§ What is needed
Leave out the pictures and transcribe everything else exactly.

§ Provided material
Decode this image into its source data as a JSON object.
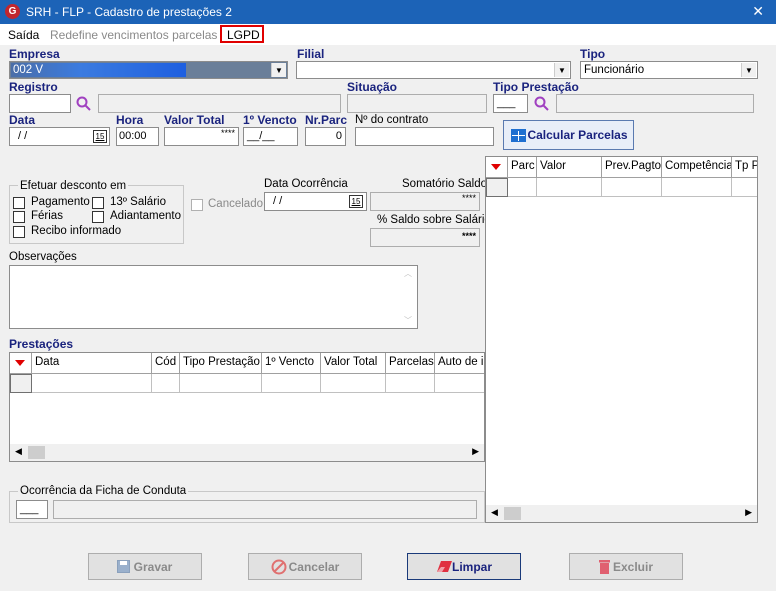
{
  "window": {
    "title": "SRH - FLP - Cadastro de prestações 2",
    "close": "✕",
    "icon_letter": "G"
  },
  "menu": {
    "saida": "Saída",
    "redefine": "Redefine vencimentos parcelas",
    "lgpd": "LGPD"
  },
  "fields": {
    "empresa_label": "Empresa",
    "empresa_value": "002 V",
    "filial_label": "Filial",
    "filial_value": "",
    "tipo_label": "Tipo",
    "tipo_value": "Funcionário",
    "registro_label": "Registro",
    "situacao_label": "Situação",
    "tipo_prestacao_label": "Tipo Prestação",
    "tipo_prestacao_value": "___",
    "data_label": "Data",
    "data_value": "/ /",
    "hora_label": "Hora",
    "hora_value": "00:00",
    "valor_total_label": "Valor Total",
    "valor_total_value": "****",
    "vencto_label": "1º Vencto",
    "vencto_value": "__/__",
    "nr_parc_label": "Nr.Parc",
    "nr_parc_value": "0",
    "contrato_label": "Nº do contrato",
    "calendar_day": "15"
  },
  "buttons": {
    "calcular": "Calcular Parcelas",
    "gravar": "Gravar",
    "cancelar": "Cancelar",
    "limpar": "Limpar",
    "excluir": "Excluir"
  },
  "desconto": {
    "title": "Efetuar desconto em",
    "pagamento": "Pagamento",
    "salario13": "13º Salário",
    "ferias": "Férias",
    "adiantamento": "Adiantamento",
    "recibo": "Recibo informado"
  },
  "cancelado": "Cancelado",
  "ocorrencia": {
    "label": "Data Ocorrência",
    "value": "/ /"
  },
  "saldo": {
    "somatorio_label": "Somatório Saldo",
    "somatorio_value": "****",
    "percent_label": "% Saldo sobre Salário",
    "percent_value": "****"
  },
  "observacoes_label": "Observações",
  "prestacoes": {
    "label": "Prestações",
    "columns": [
      "Data",
      "Cód",
      "Tipo Prestação",
      "1º Vencto",
      "Valor Total",
      "Parcelas",
      "Auto de i"
    ]
  },
  "parcelas": {
    "columns": [
      "Parc",
      "Valor",
      "Prev.Pagto",
      "Competência",
      "Tp Pa"
    ]
  },
  "ficha": {
    "label": "Ocorrência da Ficha de Conduta",
    "code": "___"
  },
  "colors": {
    "titlebar": "#1c63b7",
    "label_blue": "#1a237e",
    "highlight": "#e00000"
  }
}
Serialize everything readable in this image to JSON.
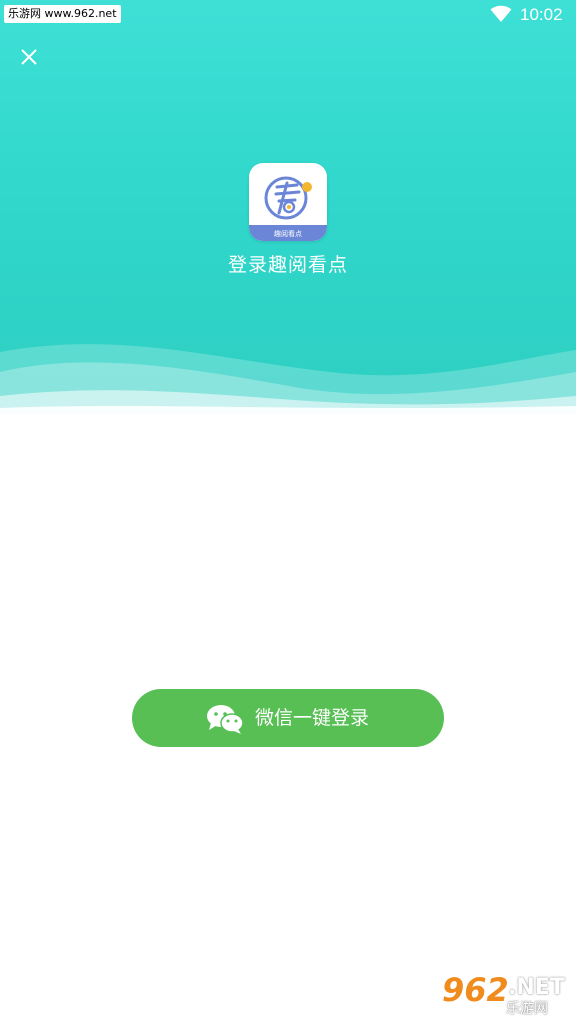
{
  "status_bar": {
    "watermark": "乐游网 www.962.net",
    "time": "10:02",
    "wifi_icon": "wifi-icon"
  },
  "header": {
    "close_icon": "close-icon",
    "logo_caption": "趣阅看点",
    "title": "登录趣阅看点"
  },
  "login": {
    "wechat_icon": "wechat-icon",
    "label": "微信一键登录"
  },
  "corner_watermark": {
    "number": "962",
    "suffix": ".NET",
    "site": "乐游网"
  },
  "colors": {
    "header_teal": "#33d8cc",
    "wechat_green": "#57bf54",
    "background": "#ffffff",
    "logo_blue": "#6b86d6"
  }
}
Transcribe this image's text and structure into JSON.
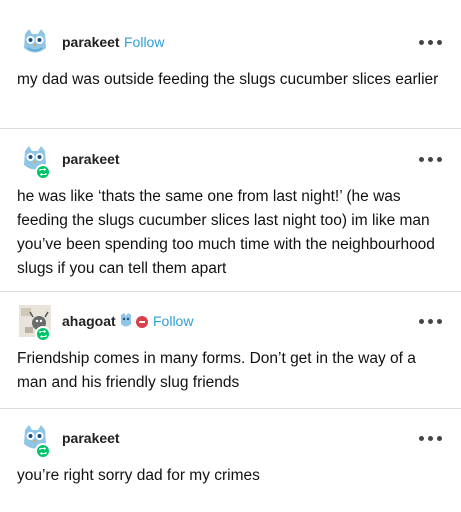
{
  "colors": {
    "accent": "#2f9fd6",
    "reblog": "#00c46a",
    "divider": "#dcdcdc"
  },
  "posts": [
    {
      "username": "parakeet",
      "follow_label": "Follow",
      "avatar_icon": "owl-avatar-icon",
      "text": "my dad was outside feeding the slugs cucumber slices earlier"
    },
    {
      "username": "parakeet",
      "avatar_icon": "owl-avatar-icon",
      "reblog_icon": "reblog-icon",
      "text": "he was like ‘thats the same one from last night!’ (he was feeding the slugs cucumber slices last night too) im like man you’ve been spending too much time with the neighbourhood slugs if you can tell them apart"
    },
    {
      "username": "ahagoat",
      "follow_label": "Follow",
      "avatar_icon": "goat-avatar-icon",
      "reblog_icon": "reblog-icon",
      "badges": [
        "blue-badge-icon",
        "red-badge-icon"
      ],
      "text": "Friendship comes in many forms. Don’t get in the way of a man and his friendly slug friends"
    },
    {
      "username": "parakeet",
      "avatar_icon": "owl-avatar-icon",
      "reblog_icon": "reblog-icon",
      "text": "you’re right sorry dad for my crimes"
    }
  ]
}
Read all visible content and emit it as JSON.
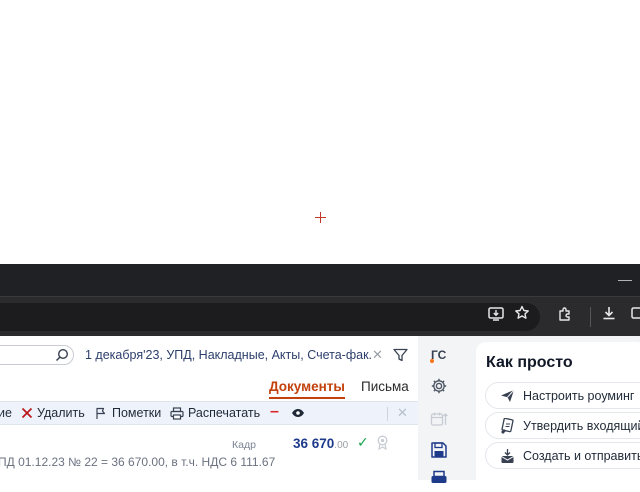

§ Solution to this exercise
Decode this image into its source data as a JSON object.
{
  "window": {
    "title": "SRH - FLP - Cadastro de prestações 2",
    "close": "✕",
    "icon_letter": "G"
  },
  "menu": {
    "saida": "Saída",
    "redefine": "Redefine vencimentos parcelas",
    "lgpd": "LGPD"
  },
  "fields": {
    "empresa_label": "Empresa",
    "empresa_value": "002 V",
    "filial_label": "Filial",
    "filial_value": "",
    "tipo_label": "Tipo",
    "tipo_value": "Funcionário",
    "registro_label": "Registro",
    "situacao_label": "Situação",
    "tipo_prestacao_label": "Tipo Prestação",
    "tipo_prestacao_value": "___",
    "data_label": "Data",
    "data_value": "/ /",
    "hora_label": "Hora",
    "hora_value": "00:00",
    "valor_total_label": "Valor Total",
    "valor_total_value": "****",
    "vencto_label": "1º Vencto",
    "vencto_value": "__/__",
    "nr_parc_label": "Nr.Parc",
    "nr_parc_value": "0",
    "contrato_label": "Nº do contrato",
    "calendar_day": "15"
  },
  "buttons": {
    "calcular": "Calcular Parcelas",
    "gravar": "Gravar",
    "cancelar": "Cancelar",
    "limpar": "Limpar",
    "excluir": "Excluir"
  },
  "desconto": {
    "title": "Efetuar desconto em",
    "pagamento": "Pagamento",
    "salario13": "13º Salário",
    "ferias": "Férias",
    "adiantamento": "Adiantamento",
    "recibo": "Recibo informado"
  },
  "cancelado": "Cancelado",
  "ocorrencia": {
    "label": "Data Ocorrência",
    "value": "/ /"
  },
  "saldo": {
    "somatorio_label": "Somatório Saldo",
    "somatorio_value": "****",
    "percent_label": "% Saldo sobre Salário",
    "percent_value": "****"
  },
  "observacoes_label": "Observações",
  "prestacoes": {
    "label": "Prestações",
    "columns": [
      "Data",
      "Cód",
      "Tipo Prestação",
      "1º Vencto",
      "Valor Total",
      "Parcelas",
      "Auto de i"
    ]
  },
  "parcelas": {
    "columns": [
      "Parc",
      "Valor",
      "Prev.Pagto",
      "Competência",
      "Tp Pa"
    ]
  },
  "ficha": {
    "label": "Ocorrência da Ficha de Conduta",
    "code": "___"
  },
  "colors": {
    "titlebar": "#1c63b7",
    "label_blue": "#1a237e",
    "highlight": "#e00000"
  }
}
Serialize everything readable in this image to JSON.
{
  "status_bar": {
    "watermark": "乐游网 www.962.net",
    "time": "10:02",
    "wifi_icon": "wifi-icon"
  },
  "header": {
    "close_icon": "close-icon",
    "logo_caption": "趣阅看点",
    "title": "登录趣阅看点"
  },
  "login": {
    "wechat_icon": "wechat-icon",
    "label": "微信一键登录"
  },
  "corner_watermark": {
    "number": "962",
    "suffix": ".NET",
    "site": "乐游网"
  },
  "colors": {
    "header_teal": "#33d8cc",
    "wechat_green": "#57bf54",
    "background": "#ffffff",
    "logo_blue": "#6b86d6"
  }
}
Transcribe this image's text and structure into JSON.
{
  "colors": {
    "accent": "#2f9fd6",
    "reblog": "#00c46a",
    "divider": "#dcdcdc"
  },
  "posts": [
    {
      "username": "parakeet",
      "follow_label": "Follow",
      "avatar_icon": "owl-avatar-icon",
      "text": "my dad was outside feeding the slugs cucumber slices earlier"
    },
    {
      "username": "parakeet",
      "avatar_icon": "owl-avatar-icon",
      "reblog_icon": "reblog-icon",
      "text": "he was like ‘thats the same one from last night!’ (he was feeding the slugs cucumber slices last night too) im like man you’ve been spending too much time with the neighbourhood slugs if you can tell them apart"
    },
    {
      "username": "ahagoat",
      "follow_label": "Follow",
      "avatar_icon": "goat-avatar-icon",
      "reblog_icon": "reblog-icon",
      "badges": [
        "blue-badge-icon",
        "red-badge-icon"
      ],
      "text": "Friendship comes in many forms. Don’t get in the way of a man and his friendly slug friends"
    },
    {
      "username": "parakeet",
      "avatar_icon": "owl-avatar-icon",
      "reblog_icon": "reblog-icon",
      "text": "you’re right sorry dad for my crimes"
    }
  ]
}
Read all visible content and emit it as JSON.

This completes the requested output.